- ENTRIES
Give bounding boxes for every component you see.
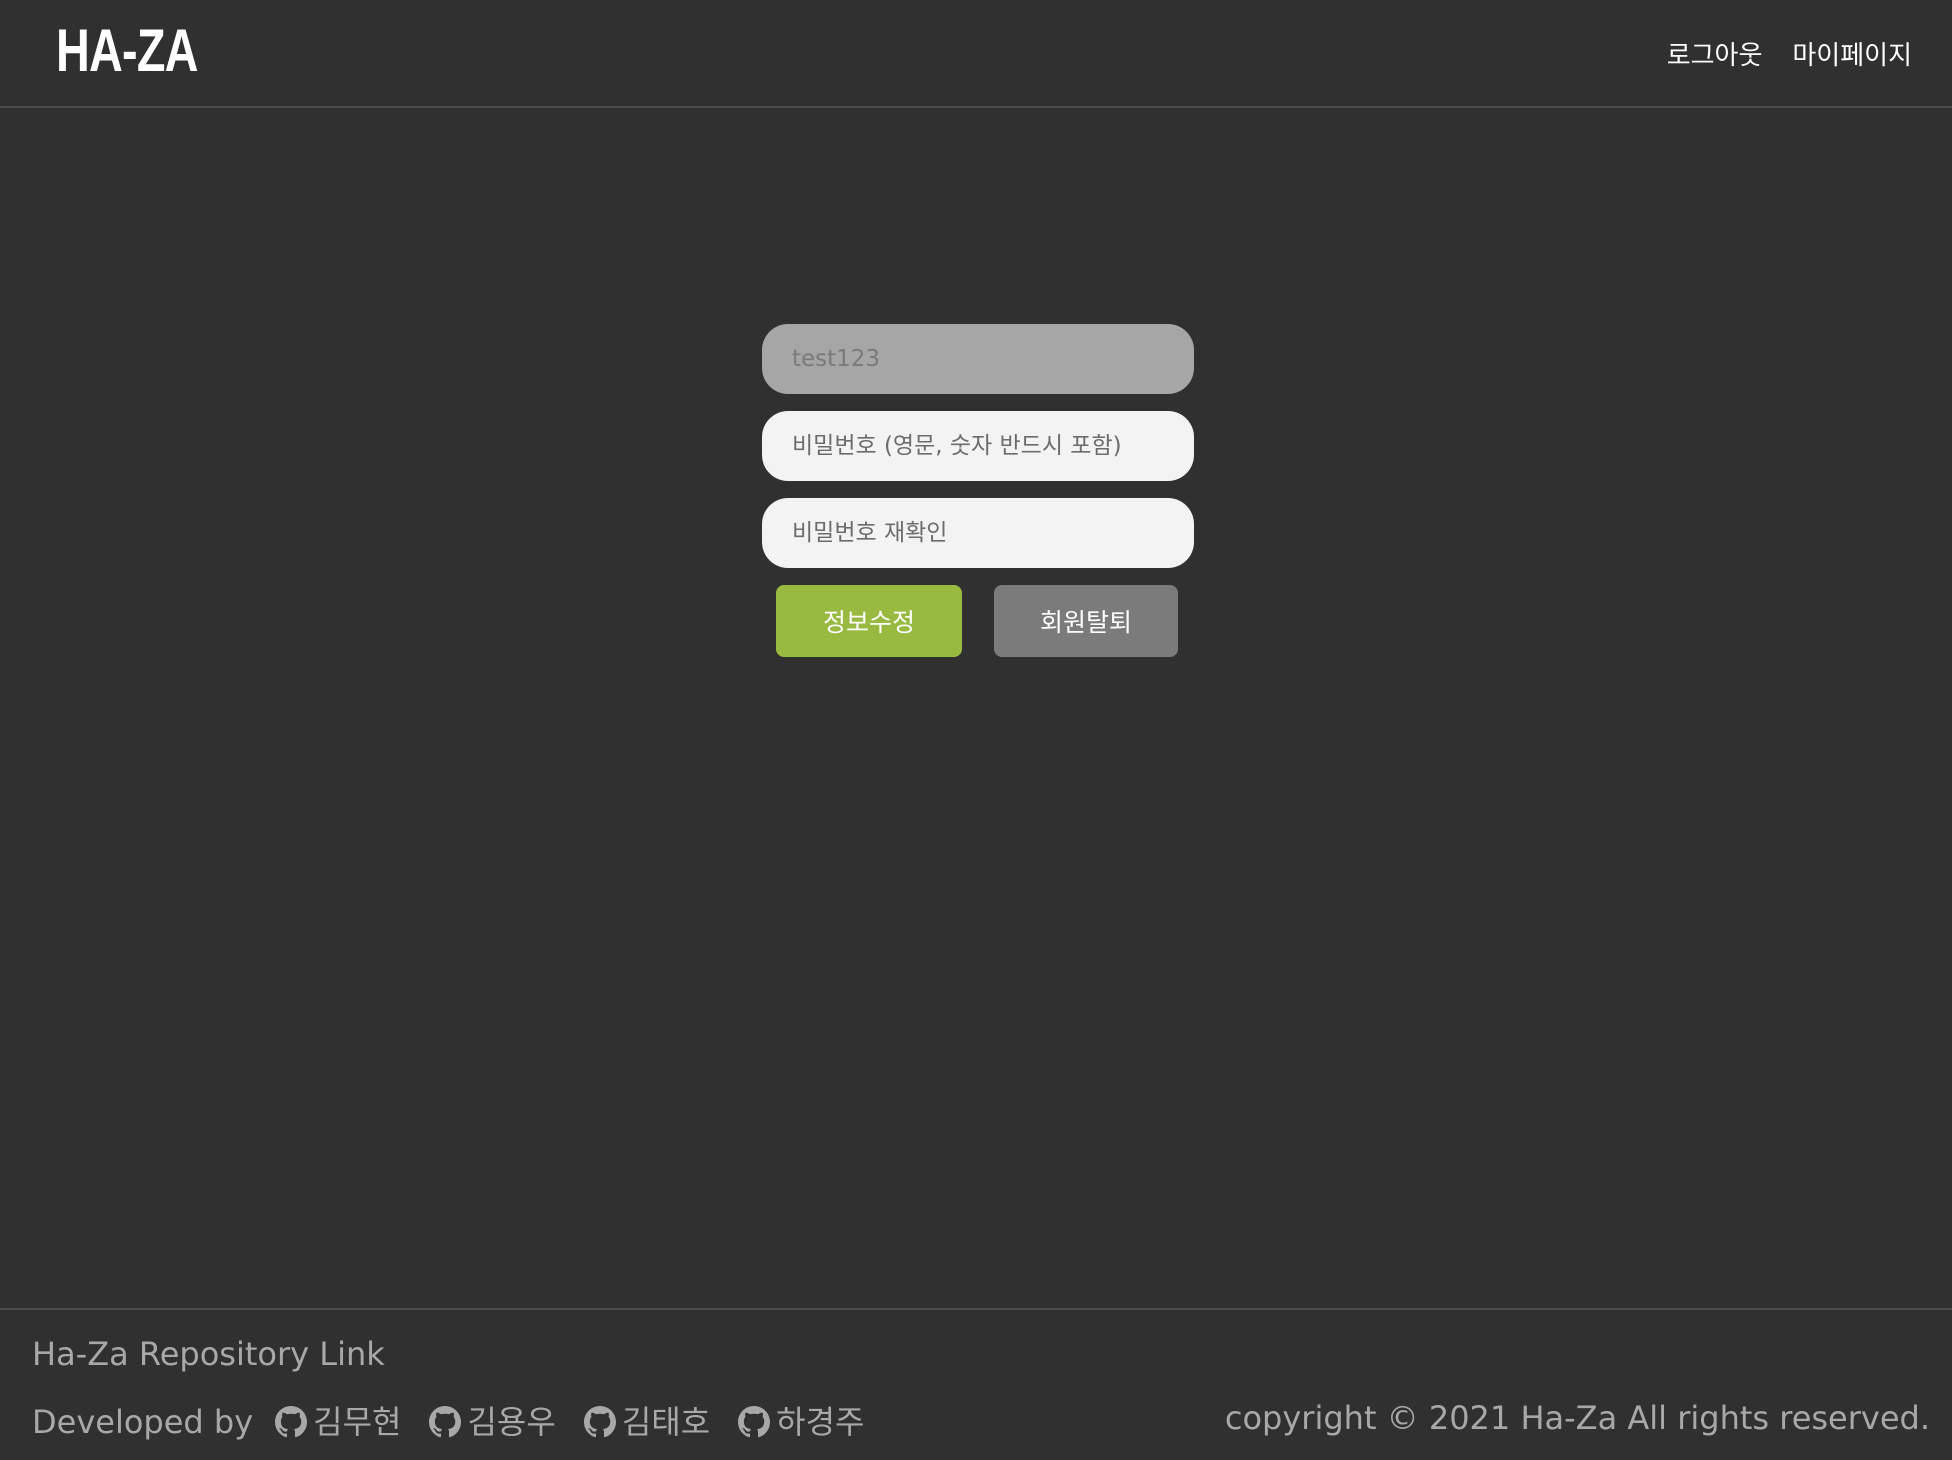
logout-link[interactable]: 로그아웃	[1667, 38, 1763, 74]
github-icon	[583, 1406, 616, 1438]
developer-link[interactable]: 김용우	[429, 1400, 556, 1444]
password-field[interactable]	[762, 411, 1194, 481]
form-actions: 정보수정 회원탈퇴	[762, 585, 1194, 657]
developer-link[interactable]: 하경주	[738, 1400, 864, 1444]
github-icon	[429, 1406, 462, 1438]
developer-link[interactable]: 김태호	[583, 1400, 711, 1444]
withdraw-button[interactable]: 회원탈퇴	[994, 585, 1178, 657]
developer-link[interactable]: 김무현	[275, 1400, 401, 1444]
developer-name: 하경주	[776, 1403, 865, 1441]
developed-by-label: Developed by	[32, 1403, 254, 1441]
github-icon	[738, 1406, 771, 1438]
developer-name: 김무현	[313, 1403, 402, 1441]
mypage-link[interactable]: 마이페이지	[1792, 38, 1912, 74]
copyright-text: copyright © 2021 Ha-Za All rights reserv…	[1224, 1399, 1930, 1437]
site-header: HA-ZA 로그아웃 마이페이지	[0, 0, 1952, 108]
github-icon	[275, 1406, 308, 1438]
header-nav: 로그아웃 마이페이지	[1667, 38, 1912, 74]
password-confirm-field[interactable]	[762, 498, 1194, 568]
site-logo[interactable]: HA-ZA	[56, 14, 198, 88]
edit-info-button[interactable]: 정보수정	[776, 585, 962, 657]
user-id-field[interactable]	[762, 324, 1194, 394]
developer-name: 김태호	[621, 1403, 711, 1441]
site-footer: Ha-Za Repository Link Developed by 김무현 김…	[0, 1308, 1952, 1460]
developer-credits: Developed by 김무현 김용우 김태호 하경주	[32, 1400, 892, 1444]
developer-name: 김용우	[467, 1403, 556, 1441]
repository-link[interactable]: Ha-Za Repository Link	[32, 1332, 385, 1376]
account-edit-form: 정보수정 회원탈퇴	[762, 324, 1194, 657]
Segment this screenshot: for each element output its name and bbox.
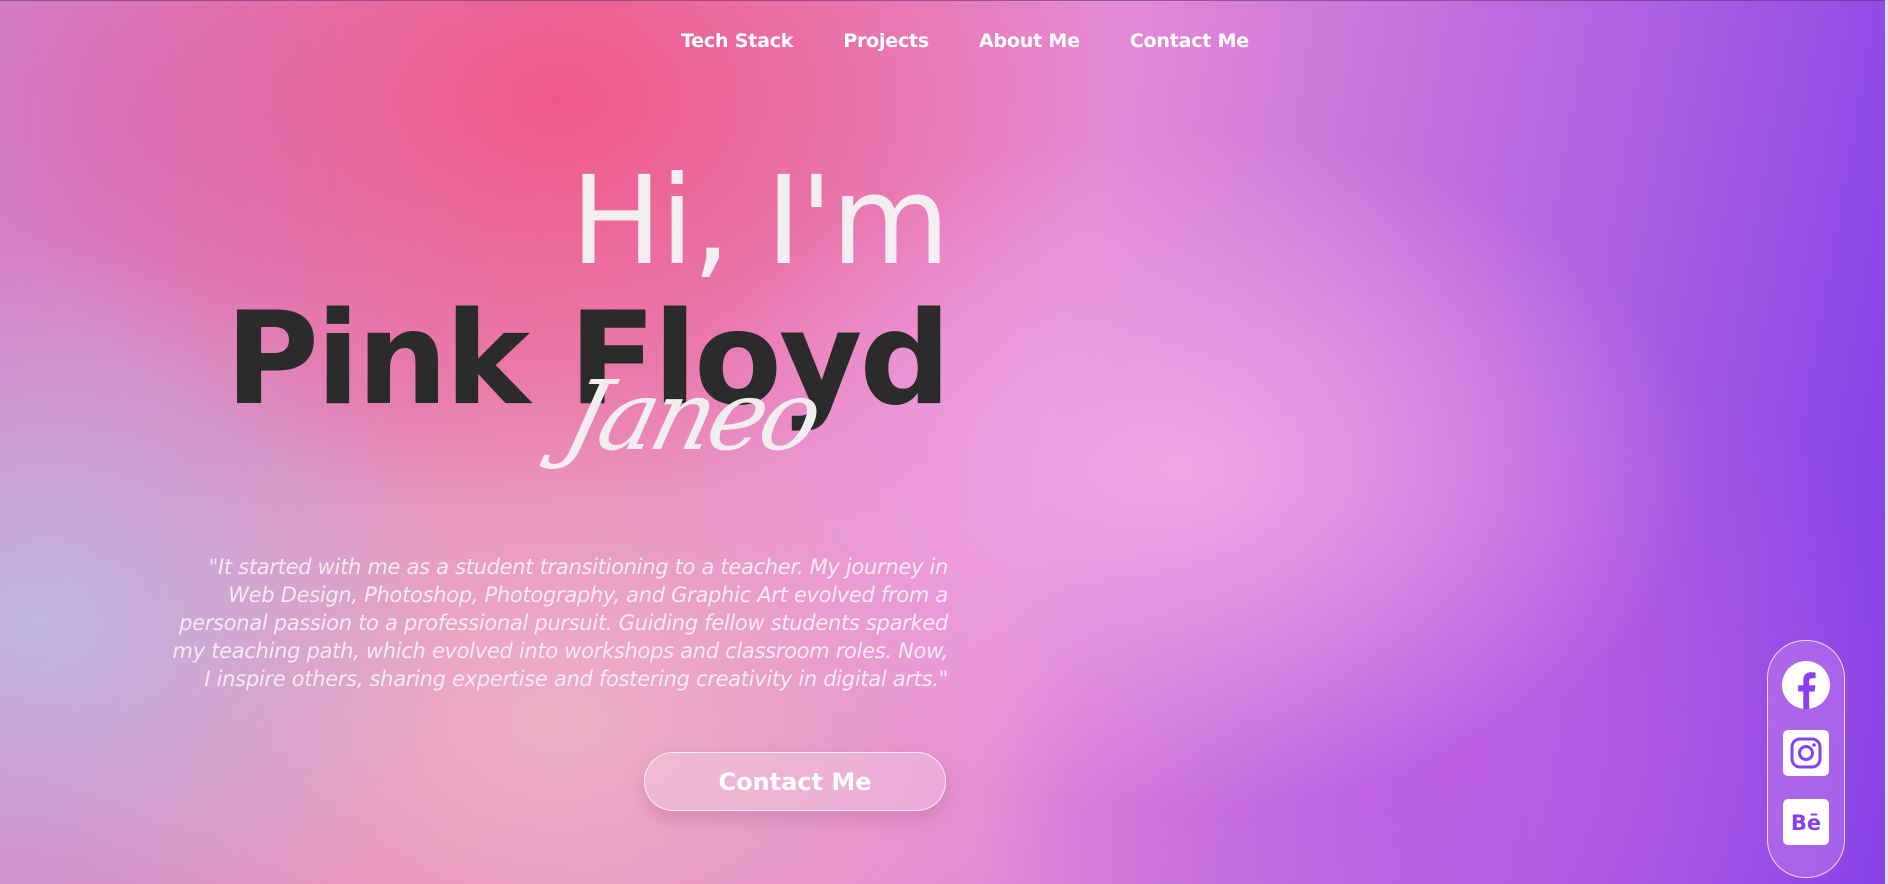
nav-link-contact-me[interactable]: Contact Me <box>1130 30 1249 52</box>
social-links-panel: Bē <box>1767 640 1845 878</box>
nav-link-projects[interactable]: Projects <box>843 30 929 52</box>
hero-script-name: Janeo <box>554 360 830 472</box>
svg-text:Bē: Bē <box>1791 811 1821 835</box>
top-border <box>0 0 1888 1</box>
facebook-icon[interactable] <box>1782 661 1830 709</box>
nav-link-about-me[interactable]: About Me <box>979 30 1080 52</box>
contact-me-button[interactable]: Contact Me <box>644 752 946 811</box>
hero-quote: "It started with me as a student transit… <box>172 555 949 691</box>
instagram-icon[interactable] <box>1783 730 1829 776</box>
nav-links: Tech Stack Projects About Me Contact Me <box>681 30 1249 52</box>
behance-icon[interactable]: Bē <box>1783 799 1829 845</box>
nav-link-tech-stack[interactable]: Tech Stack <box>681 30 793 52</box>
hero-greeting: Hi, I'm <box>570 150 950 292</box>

- TASK INSTRUCTIONS
Set out every line of the records above as a numbered list, skipping blank lines. Leave the pictures out.

- PROBLEM SOLUTION
1. Give bounding boxes for every component you see.
2. logout-link[interactable]: 로그아웃	[1667, 38, 1763, 74]
3. github-icon	[583, 1406, 616, 1438]
4. developer-link[interactable]: 김용우	[429, 1400, 556, 1444]
5. password-field[interactable]	[762, 411, 1194, 481]
6. form-actions: 정보수정 회원탈퇴	[762, 585, 1194, 657]
7. developer-link[interactable]: 하경주	[738, 1400, 864, 1444]
8. github-icon	[429, 1406, 462, 1438]
9. developer-link[interactable]: 김태호	[583, 1400, 711, 1444]
10. withdraw-button[interactable]: 회원탈퇴	[994, 585, 1178, 657]
11. developer-link[interactable]: 김무현	[275, 1400, 401, 1444]
12. developer-name: 하경주	[776, 1403, 865, 1441]
13. developed-by-label: Developed by	[32, 1403, 254, 1441]
14. github-icon	[738, 1406, 771, 1438]
15. developer-name: 김무현	[313, 1403, 402, 1441]
16. mypage-link[interactable]: 마이페이지	[1792, 38, 1912, 74]
17. copyright-text: copyright © 2021 Ha-Za All rights reserv…	[1224, 1399, 1930, 1437]
18. site-header: HA-ZA 로그아웃 마이페이지	[0, 0, 1952, 108]
19. github-icon	[275, 1406, 308, 1438]
20. header-nav: 로그아웃 마이페이지	[1667, 38, 1912, 74]
21. password-confirm-field[interactable]	[762, 498, 1194, 568]
22. site-logo[interactable]: HA-ZA	[56, 14, 198, 88]
23. edit-info-button[interactable]: 정보수정	[776, 585, 962, 657]
24. user-id-field[interactable]	[762, 324, 1194, 394]
25. developer-name: 김태호	[621, 1403, 711, 1441]
26. site-footer: Ha-Za Repository Link Developed by 김무현 김…	[0, 1308, 1952, 1460]
27. developer-credits: Developed by 김무현 김용우 김태호 하경주	[32, 1400, 892, 1444]
28. developer-name: 김용우	[467, 1403, 556, 1441]
29. repository-link[interactable]: Ha-Za Repository Link	[32, 1332, 385, 1376]
30. account-edit-form: 정보수정 회원탈퇴	[762, 324, 1194, 657]
31. Segment this screenshot: for each element output its name and bbox.
32. nav-link-contact-me[interactable]: Contact Me <box>1130 30 1249 52</box>
33. social-links-panel: Bē <box>1767 640 1845 878</box>
34. nav-link-projects[interactable]: Projects <box>843 30 929 52</box>
35. hero-script-name: Janeo <box>554 360 830 472</box>
36. svg-text:Bē: Bē <box>1791 811 1821 835</box>
37. top-border <box>0 0 1888 1</box>
38. facebook-icon[interactable] <box>1782 661 1830 709</box>
39. nav-link-about-me[interactable]: About Me <box>979 30 1080 52</box>
40. contact-me-button[interactable]: Contact Me <box>644 752 946 811</box>
41. hero-quote: "It started with me as a student transit… <box>172 555 949 691</box>
42. instagram-icon[interactable] <box>1783 730 1829 776</box>
43. nav-links: Tech Stack Projects About Me Contact Me <box>681 30 1249 52</box>
44. behance-icon[interactable]: Bē <box>1783 799 1829 845</box>
45. nav-link-tech-stack[interactable]: Tech Stack <box>681 30 793 52</box>
46. hero-greeting: Hi, I'm <box>570 150 950 292</box>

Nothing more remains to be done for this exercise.